Every entry must be copied word for word.

--- Begin ---

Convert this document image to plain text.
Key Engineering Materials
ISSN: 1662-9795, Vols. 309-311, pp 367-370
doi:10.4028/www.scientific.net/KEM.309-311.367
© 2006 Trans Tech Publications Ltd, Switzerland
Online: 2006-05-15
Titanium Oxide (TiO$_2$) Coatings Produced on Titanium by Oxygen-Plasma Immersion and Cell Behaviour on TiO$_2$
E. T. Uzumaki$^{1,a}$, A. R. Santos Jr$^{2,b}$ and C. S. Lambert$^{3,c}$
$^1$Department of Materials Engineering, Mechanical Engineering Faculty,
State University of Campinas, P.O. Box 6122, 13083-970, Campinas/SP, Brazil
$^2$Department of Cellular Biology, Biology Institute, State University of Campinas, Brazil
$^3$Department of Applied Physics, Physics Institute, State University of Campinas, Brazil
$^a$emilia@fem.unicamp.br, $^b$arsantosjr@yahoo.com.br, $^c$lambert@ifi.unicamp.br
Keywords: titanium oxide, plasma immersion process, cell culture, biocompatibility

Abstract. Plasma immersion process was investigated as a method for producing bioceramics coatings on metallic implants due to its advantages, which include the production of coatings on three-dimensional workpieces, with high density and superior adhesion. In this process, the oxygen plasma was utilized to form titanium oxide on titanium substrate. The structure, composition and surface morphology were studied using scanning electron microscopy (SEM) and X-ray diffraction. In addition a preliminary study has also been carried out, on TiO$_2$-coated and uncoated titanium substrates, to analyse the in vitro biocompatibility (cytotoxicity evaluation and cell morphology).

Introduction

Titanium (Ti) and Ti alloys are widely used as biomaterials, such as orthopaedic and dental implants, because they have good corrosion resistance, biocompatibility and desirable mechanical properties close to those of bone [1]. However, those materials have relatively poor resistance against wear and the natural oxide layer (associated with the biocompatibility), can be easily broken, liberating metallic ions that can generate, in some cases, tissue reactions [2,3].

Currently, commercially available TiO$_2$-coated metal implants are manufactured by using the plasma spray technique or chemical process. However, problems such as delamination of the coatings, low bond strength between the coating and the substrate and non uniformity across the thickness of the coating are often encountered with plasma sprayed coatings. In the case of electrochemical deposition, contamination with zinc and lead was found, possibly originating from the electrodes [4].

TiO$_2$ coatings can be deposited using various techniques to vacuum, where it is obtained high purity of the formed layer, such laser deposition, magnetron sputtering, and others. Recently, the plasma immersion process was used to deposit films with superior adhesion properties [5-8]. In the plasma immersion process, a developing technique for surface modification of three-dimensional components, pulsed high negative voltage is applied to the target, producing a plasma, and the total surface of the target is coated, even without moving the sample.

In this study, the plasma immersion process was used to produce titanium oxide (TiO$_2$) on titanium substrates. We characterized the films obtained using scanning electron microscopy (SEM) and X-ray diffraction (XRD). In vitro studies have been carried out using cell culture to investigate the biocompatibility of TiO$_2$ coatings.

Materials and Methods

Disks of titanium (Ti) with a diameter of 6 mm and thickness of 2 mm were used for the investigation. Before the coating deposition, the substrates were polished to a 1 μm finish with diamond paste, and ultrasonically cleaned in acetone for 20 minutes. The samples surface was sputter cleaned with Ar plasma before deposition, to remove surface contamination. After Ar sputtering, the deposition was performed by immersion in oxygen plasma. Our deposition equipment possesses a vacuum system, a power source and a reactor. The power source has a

--- End ---

◆ Response ◆
Convert this document image to plain text.
Key Engineering Materials
ISSN: 1662-9795, Vols. 309-311, pp 367-370
doi:10.4028/www.scientific.net/KEM.309-311.367
© 2006 Trans Tech Publications Ltd, Switzerland
Online: 2006-05-15
Titanium Oxide (TiO$_2$) Coatings Produced on Titanium by Oxygen-Plasma Immersion and Cell Behaviour on TiO$_2$
E. T. Uzumaki$^{1,a}$, A. R. Santos Jr$^{2,b}$ and C. S. Lambert$^{3,c}$
$^1$Department of Materials Engineering, Mechanical Engineering Faculty,
State University of Campinas, P.O. Box 6122, 13083-970, Campinas/SP, Brazil
$^2$Department of Cellular Biology, Biology Institute, State University of Campinas, Brazil
$^3$Department of Applied Physics, Physics Institute, State University of Campinas, Brazil
$^a$emilia@fem.unicamp.br, $^b$arsantosjr@yahoo.com.br, $^c$lambert@ifi.unicamp.br
Keywords: titanium oxide, plasma immersion process, cell culture, biocompatibility

Abstract. Plasma immersion process was investigated as a method for producing bioceramics coatings on metallic implants due to its advantages, which include the production of coatings on three-dimensional workpieces, with high density and superior adhesion. In this process, the oxygen plasma was utilized to form titanium oxide on titanium substrate. The structure, composition and surface morphology were studied using scanning electron microscopy (SEM) and X-ray diffraction. In addition a preliminary study has also been carried out, on TiO$_2$-coated and uncoated titanium substrates, to analyse the in vitro biocompatibility (cytotoxicity evaluation and cell morphology).

Introduction

Titanium (Ti) and Ti alloys are widely used as biomaterials, such as orthopaedic and dental implants, because they have good corrosion resistance, biocompatibility and desirable mechanical properties close to those of bone [1]. However, those materials have relatively poor resistance against wear and the natural oxide layer (associated with the biocompatibility), can be easily broken, liberating metallic ions that can generate, in some cases, tissue reactions [2,3].

Currently, commercially available TiO$_2$-coated metal implants are manufactured by using the plasma spray technique or chemical process. However, problems such as delamination of the coatings, low bond strength between the coating and the substrate and non uniformity across the thickness of the coating are often encountered with plasma sprayed coatings. In the case of electrochemical deposition, contamination with zinc and lead was found, possibly originating from the electrodes [4].

TiO$_2$ coatings can be deposited using various techniques to vacuum, where it is obtained high purity of the formed layer, such laser deposition, magnetron sputtering, and others. Recently, the plasma immersion process was used to deposit films with superior adhesion properties [5-8]. In the plasma immersion process, a developing technique for surface modification of three-dimensional components, pulsed high negative voltage is applied to the target, producing a plasma, and the total surface of the target is coated, even without moving the sample.

In this study, the plasma immersion process was used to produce titanium oxide (TiO$_2$) on titanium substrates. We characterized the films obtained using scanning electron microscopy (SEM) and X-ray diffraction (XRD). In vitro studies have been carried out using cell culture to investigate the biocompatibility of TiO$_2$ coatings.

Materials and Methods

Disks of titanium (Ti) with a diameter of 6 mm and thickness of 2 mm were used for the investigation. Before the coating deposition, the substrates were polished to a 1 μm finish with diamond paste, and ultrasonically cleaned in acetone for 20 minutes. The samples surface was sputter cleaned with Ar plasma before deposition, to remove surface contamination. After Ar sputtering, the deposition was performed by immersion in oxygen plasma. Our deposition equipment possesses a vacuum system, a power source and a reactor. The power source has a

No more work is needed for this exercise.